**PÁGINA:**
:::

O seu processo nada tem de especial, dado que logo na primeira sessão ele declarou que “não quer defesa e só quer confessar as culpas”. Por dois anos permaneceu na cadeia, saindo reconciliado com cárcere e hábito perpétuo no auto da fé de 4.6.1716.
O mais interessante do seu processo é uma carta que António Nunes Cardoso(4) seu sobrinho, natural de Freixo de Espada à Cinta, estanqueiro do tabaco em Portalegre, lhe escreveu quando foi preso. Gostaríamos de transcrevê-la, porém o espaço disponível não o permite. Vejam apenas um curto excerto:
— Quando de vossa mercê esperava a notícia de se haver recolhido a sua casa saboreando-se com o gosto de ver a seus irmãos e primos meus juntamente, dando satisfação ao senhorio do pataxo (barco) para que viesse no reconhecimento da exacta diligência e desvelo que tem tido na compra dos azeites com que o carregou, vejo e me fiz sabedor de que está na cadeia da portagem por lhe imputarem fazer a tal carga com trigo (…) E nesta consideração, sendo o Dr. Corregedor tão grande ministro, como considero, breve estará v. mercê fora da prisão (…) Esta remeto ao Dr. José Correia de Carvalho, amigo de meu irmão e meu, que é bom homem, e o há-de ir logo procurar (…) Deus nos livre dos inimigos e guarde a v. mercê. 4 de Junho de 1714.
Acerca deste e outros sobrinhos de Manuel Henriques, diremos que, também eles, uma década depois, foram parar às masmorras do santo ofício. Como, aliás, aconteceu com 6 filhos seus, que todos foram presos em 1725.
Terminamos com uma breve informação sobre os irmãos de Manuel Henriques Lopes:
Lopo Rodrigues, foi morador em Faro, casado com Brites Francisca e dali se foram para os Barbados.
António Lopes Henriques, faleceu solteiro em Vila Flor, tendo sido preso pela inquisição de Coimbra em 1665.
Gaspar Fernandes, casou com Isabel Rodrigues e o casal morou no Porto. Em maio de 1697, na visitação que ali fez D. Tomás de Almeida, deputado do santo ofício apareceu uma Leonor de Paiva a denunciar Gaspar Fernandes, o seu cunhado Marrcos Ferro e outros cristãos-novos que em sua casa “faziam sinagoga”. Tempos depois a denunciante foi morta com um tiro, sendo voz pública que a matou Gaspar Fernandes. Não sabemos se foi por causa do crime ou por medo da inquisição que o casal fugiu depois para a Holanda.

:::

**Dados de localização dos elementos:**
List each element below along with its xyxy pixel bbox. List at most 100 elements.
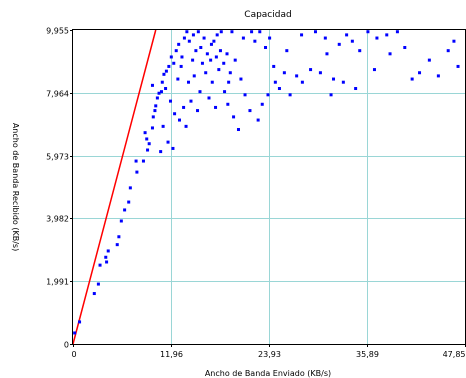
data-point bbox=[225, 52, 229, 56]
data-point bbox=[150, 83, 154, 87]
data-point bbox=[256, 118, 260, 122]
data-point bbox=[106, 249, 110, 253]
data-point bbox=[117, 235, 121, 239]
data-point bbox=[385, 33, 389, 37]
data-point bbox=[96, 282, 100, 286]
data-point bbox=[250, 30, 254, 34]
data-point bbox=[337, 42, 341, 46]
data-point bbox=[119, 219, 123, 223]
data-point bbox=[258, 30, 262, 34]
data-point bbox=[141, 159, 145, 163]
data-point bbox=[157, 91, 161, 95]
data-point bbox=[273, 80, 277, 84]
data-point bbox=[151, 115, 155, 119]
data-point bbox=[210, 80, 214, 84]
y-tick-label: 5,973 bbox=[46, 153, 69, 162]
data-point bbox=[198, 90, 202, 94]
data-point bbox=[436, 74, 440, 78]
data-point bbox=[260, 102, 264, 106]
data-point bbox=[192, 74, 196, 78]
data-point bbox=[159, 90, 163, 94]
data-point bbox=[167, 64, 171, 68]
data-point bbox=[166, 140, 170, 144]
data-point bbox=[318, 71, 322, 75]
data-point bbox=[169, 55, 173, 59]
data-point bbox=[300, 33, 304, 37]
data-point bbox=[191, 58, 195, 62]
data-point bbox=[115, 243, 119, 247]
data-point bbox=[452, 39, 456, 43]
data-point bbox=[329, 93, 333, 97]
data-point bbox=[341, 80, 345, 84]
x-tick-label: 35,89 bbox=[356, 350, 379, 359]
data-point bbox=[128, 186, 132, 190]
data-point bbox=[209, 42, 213, 46]
data-point bbox=[253, 39, 257, 43]
data-point bbox=[164, 69, 168, 73]
data-point bbox=[173, 112, 177, 116]
data-point bbox=[410, 77, 414, 81]
data-point bbox=[160, 80, 164, 84]
data-point bbox=[233, 58, 237, 62]
data-point bbox=[182, 36, 186, 40]
data-point bbox=[180, 55, 184, 59]
data-point bbox=[309, 68, 313, 72]
data-point bbox=[372, 68, 376, 72]
data-point bbox=[200, 61, 204, 65]
data-point bbox=[403, 46, 407, 50]
data-point bbox=[272, 64, 276, 68]
data-point bbox=[427, 58, 431, 62]
data-point bbox=[228, 71, 232, 75]
data-point bbox=[215, 33, 219, 37]
data-point bbox=[135, 170, 139, 174]
data-point bbox=[172, 61, 176, 65]
data-point bbox=[207, 96, 211, 100]
data-point bbox=[288, 93, 292, 97]
y-tick-label: 7,964 bbox=[46, 90, 69, 99]
data-point bbox=[232, 115, 236, 119]
data-point bbox=[313, 30, 317, 34]
data-point bbox=[388, 52, 392, 56]
data-point bbox=[159, 150, 163, 154]
data-point bbox=[168, 99, 172, 103]
data-point bbox=[236, 128, 240, 132]
data-point bbox=[171, 146, 175, 150]
data-point bbox=[202, 36, 206, 40]
data-point bbox=[194, 49, 198, 53]
data-point bbox=[145, 137, 149, 141]
data-point bbox=[196, 109, 200, 113]
data-point bbox=[164, 87, 168, 91]
data-point bbox=[196, 30, 200, 34]
y-tick-label: 3,982 bbox=[46, 215, 69, 224]
data-point bbox=[332, 77, 336, 81]
data-point bbox=[78, 320, 82, 324]
reference-line bbox=[72, 29, 157, 345]
data-point bbox=[295, 74, 299, 78]
data-point bbox=[204, 71, 208, 75]
data-point bbox=[375, 36, 379, 40]
data-point bbox=[219, 30, 223, 34]
data-point bbox=[456, 64, 460, 68]
data-point bbox=[73, 331, 77, 335]
data-point bbox=[354, 87, 358, 91]
data-point bbox=[92, 292, 96, 296]
data-point bbox=[277, 87, 281, 91]
y-tick-label: 0 bbox=[64, 341, 69, 350]
data-point bbox=[153, 109, 157, 113]
x-tick-label: 47,85 bbox=[443, 350, 466, 359]
data-point bbox=[345, 33, 349, 37]
data-point bbox=[177, 42, 181, 46]
data-point bbox=[230, 30, 234, 34]
data-point bbox=[184, 124, 188, 128]
data-point bbox=[214, 55, 218, 59]
data-point bbox=[146, 148, 150, 152]
data-point bbox=[104, 255, 108, 259]
data-point bbox=[187, 39, 191, 43]
x-tick-label: 23,93 bbox=[258, 350, 281, 359]
data-point bbox=[154, 104, 158, 108]
data-point bbox=[268, 36, 272, 40]
data-point bbox=[212, 39, 216, 43]
data-point bbox=[264, 46, 268, 50]
data-point bbox=[179, 64, 183, 68]
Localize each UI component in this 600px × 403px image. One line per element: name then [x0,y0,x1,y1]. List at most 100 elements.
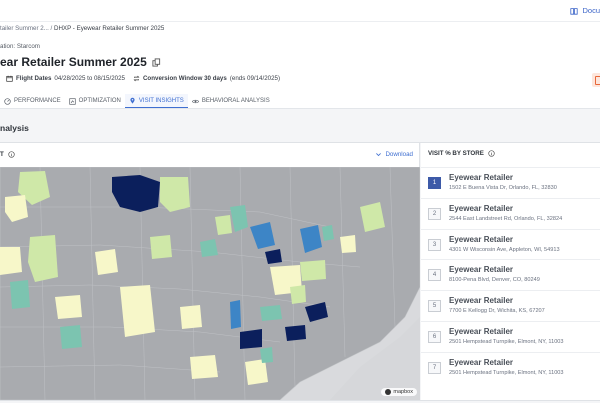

:::

**EXERCÍCIOS PROPOSTOS:**
1 > Responda com base na página:
(a) Que ofício exercia António Nunes Cardoso em Portalegre?
(b) Quantos filhos de Manuel Henriques foram presos em 1725?
(c) Para onde se foram Lopo Rodrigues e Brites Francisca depois de Faro?
2 > Transcreva de novo o trecho da página que começa em "António Lopes Henriques, faleceu" e segue até "para a Holanda.", alterando "Holanda" para "Inglaterra".

**RESULTADOS FINAIS:**
1 >
(a) Era estanqueiro do tabaco.
(b) Foram presos 6 filhos.
(c) Foram para os Barbados.

2 >
António Lopes Henriques, faleceu solteiro em Vila Flor, tendo sido preso pela inquisição de Coimbra em 1665.
Gaspar Fernandes, casou com Isabel Rodrigues e o casal morou no Porto. Em maio de 1697, na visitação que ali fez D. Tomás de Almeida, deputado do santo ofício apareceu uma Leonor de Paiva a denunciar Gaspar Fernandes, o seu cunhado Marrcos Ferro e outros cristãos-novos que em sua casa “faziam sinagoga”. Tempos depois a denunciante foi morta com um tiro, sendo voz pública que a matou Gaspar Fernandes. Não sabemos se foi por causa do crime ou por medo da inquisição que o casal fugiu depois para a Inglaterra.